The Theory of Everything

A split in a key relationship fractures an otherwise insightful narrative.

What starts out as a compelling look into one's personal struggle with Lou Gehrig's disease devolves into a messy soap opera devoid of subjective perspective. More concerned with love lost and gained than how one of history's smartest men managed to remain one of history's smartest men, The Theory of Everything supplants satisfactory resolution with an out-pouring of tears and mutual understanding.

The story begins firmly set within the mind of Main Character Stephen Hawking (the well-deserved Academy Award winning Eddie Redmayne). We see what it feels like to slowly lose our ability to walk, to eat and to talk. We are Stephen. But we lose that emotional connection the moment he makes his Hawking Radiation discovery and consequently, lose our empathy with the film's remaining events.

Instead, the filmmakers focus their attention on Steadfast Jane (Felicity Jones) and her budding romance with Jonathan Jones (Charlie Cox, the bastard who tried that same slimy "I'm just a friend" worm technique in Boardwalk Empire). Romantic triangles are triangulated and interest in Hawking's discoveries wane. Instead of wondering how he manages to maintain focus long enough to write a book, we wonder how he manages to maintain focus long enough to keep it up. With the two principal characters split, the primary relationship in the story fractures, taking with it any meaningful connection with the story's primary argument (God vs. science).

We do return for a split second round-up during Stephen's final presentation and the scene where he grants Jane the notion of God (signifying a Main Character Resolve of Change), but by then our attachment, so damaged by lack of attention, fails to solidify the argument. We kinda-sorta buy into Stephen's change, but really, we know he still doesn't believe.

Worth the price of admission if for nothing else than Redmayne's stunning performance, The Theory of Everything stands as a perfect example of what happens when you fail to completely finish the arugment you began in the first Act.

**Set of tasks**
a. Summarize the film review above in two sentences.
b. Reproduce the part of the film review from "What starts out" to "and mutual understanding.", leaving every word and mark unchanged.

**Record set**
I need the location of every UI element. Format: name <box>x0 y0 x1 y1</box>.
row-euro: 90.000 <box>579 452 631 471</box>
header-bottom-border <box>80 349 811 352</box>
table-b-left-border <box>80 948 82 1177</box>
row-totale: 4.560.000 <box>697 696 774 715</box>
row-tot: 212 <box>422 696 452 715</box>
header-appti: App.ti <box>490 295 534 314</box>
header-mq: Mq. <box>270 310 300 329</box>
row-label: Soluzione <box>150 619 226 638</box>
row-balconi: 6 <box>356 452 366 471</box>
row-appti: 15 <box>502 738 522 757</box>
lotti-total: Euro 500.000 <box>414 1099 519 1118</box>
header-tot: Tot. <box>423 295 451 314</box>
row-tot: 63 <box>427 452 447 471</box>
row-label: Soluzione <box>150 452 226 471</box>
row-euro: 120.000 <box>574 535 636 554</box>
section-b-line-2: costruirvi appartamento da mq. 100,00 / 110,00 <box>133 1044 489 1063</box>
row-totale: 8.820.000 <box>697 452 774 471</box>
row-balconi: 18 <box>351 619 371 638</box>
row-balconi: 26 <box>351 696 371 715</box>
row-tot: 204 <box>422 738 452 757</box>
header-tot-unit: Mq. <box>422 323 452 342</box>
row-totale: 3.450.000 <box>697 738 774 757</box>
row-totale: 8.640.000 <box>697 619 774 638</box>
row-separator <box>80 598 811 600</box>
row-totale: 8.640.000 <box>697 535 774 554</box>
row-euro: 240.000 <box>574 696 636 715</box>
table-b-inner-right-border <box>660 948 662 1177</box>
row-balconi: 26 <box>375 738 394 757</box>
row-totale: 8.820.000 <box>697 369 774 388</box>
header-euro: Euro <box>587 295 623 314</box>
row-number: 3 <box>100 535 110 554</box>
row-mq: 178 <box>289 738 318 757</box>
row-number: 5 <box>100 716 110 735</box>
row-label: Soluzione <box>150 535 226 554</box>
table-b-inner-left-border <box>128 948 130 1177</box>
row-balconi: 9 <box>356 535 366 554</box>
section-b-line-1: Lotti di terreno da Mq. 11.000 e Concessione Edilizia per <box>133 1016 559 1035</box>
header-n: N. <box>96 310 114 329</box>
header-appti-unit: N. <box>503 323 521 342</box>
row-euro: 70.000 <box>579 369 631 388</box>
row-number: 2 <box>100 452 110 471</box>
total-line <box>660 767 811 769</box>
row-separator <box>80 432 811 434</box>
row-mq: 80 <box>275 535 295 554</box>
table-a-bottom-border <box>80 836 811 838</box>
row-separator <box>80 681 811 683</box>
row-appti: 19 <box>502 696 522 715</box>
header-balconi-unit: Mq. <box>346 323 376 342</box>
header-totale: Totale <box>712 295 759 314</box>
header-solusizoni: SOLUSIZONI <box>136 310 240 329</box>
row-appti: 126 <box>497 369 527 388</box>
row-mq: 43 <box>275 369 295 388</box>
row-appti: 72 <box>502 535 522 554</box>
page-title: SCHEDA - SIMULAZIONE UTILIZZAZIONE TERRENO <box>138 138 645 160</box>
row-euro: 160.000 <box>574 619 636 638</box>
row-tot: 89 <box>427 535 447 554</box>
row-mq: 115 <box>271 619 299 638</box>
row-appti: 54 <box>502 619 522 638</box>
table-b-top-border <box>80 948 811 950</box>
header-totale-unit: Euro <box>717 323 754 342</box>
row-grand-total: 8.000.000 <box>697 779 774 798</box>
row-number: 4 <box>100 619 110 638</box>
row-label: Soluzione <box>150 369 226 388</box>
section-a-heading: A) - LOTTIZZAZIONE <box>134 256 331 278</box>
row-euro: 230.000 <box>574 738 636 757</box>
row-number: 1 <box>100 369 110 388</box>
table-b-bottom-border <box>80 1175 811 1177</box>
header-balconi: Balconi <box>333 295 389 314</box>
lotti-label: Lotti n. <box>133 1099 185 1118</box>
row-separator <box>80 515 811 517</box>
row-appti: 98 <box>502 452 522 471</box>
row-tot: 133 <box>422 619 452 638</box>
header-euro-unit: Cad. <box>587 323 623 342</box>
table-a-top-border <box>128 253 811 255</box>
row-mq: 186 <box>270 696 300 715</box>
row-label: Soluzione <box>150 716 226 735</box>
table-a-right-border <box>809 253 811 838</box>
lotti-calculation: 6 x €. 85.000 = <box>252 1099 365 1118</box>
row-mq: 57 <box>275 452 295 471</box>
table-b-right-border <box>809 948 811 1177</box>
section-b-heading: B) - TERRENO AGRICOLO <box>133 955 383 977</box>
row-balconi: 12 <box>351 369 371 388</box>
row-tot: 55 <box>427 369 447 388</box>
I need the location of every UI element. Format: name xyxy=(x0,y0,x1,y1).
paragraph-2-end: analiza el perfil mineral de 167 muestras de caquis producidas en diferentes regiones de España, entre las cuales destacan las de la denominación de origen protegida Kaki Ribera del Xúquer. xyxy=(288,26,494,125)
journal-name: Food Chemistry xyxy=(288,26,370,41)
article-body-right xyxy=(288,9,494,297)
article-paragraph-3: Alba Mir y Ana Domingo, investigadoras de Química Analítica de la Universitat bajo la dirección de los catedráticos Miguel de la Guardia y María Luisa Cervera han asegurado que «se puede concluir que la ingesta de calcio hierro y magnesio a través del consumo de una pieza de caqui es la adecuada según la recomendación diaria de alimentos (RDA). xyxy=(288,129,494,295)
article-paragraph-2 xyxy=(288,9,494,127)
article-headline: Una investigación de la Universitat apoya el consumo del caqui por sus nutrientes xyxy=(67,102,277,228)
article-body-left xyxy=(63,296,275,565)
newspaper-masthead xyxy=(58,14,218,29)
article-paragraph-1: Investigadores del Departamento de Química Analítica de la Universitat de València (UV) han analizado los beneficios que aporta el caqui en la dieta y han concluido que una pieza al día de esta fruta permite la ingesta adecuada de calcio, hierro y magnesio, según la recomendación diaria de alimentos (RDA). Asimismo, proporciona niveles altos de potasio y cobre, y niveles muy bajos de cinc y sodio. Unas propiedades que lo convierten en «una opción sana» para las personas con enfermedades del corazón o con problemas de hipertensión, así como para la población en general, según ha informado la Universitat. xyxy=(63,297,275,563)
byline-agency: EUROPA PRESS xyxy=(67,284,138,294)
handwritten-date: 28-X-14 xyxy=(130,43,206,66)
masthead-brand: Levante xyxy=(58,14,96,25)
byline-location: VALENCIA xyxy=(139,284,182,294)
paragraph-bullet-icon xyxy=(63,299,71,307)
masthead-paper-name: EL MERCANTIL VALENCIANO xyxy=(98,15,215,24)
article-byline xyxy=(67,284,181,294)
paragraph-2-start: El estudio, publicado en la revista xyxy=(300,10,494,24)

**Task answers**
a. The review argues that The Theory of Everything begins as a compelling look at Stephen Hawking's personal struggle with Lou Gehrig's disease, but it loses that emotional connection after his Hawking Radiation discovery and turns its attention to Jane's budding romance with Jonathan Jones. It calls Eddie Redmayne's performance worth the price of admission while faulting the film for failing to finish the argument between God and science that it began in the first Act.

b.
What starts out as a compelling look into one's personal struggle with Lou Gehrig's disease devolves into a messy soap opera devoid of subjective perspective. More concerned with love lost and gained than how one of history's smartest men managed to remain one of history's smartest men, The Theory of Everything supplants satisfactory resolution with an out-pouring of tears and mutual understanding.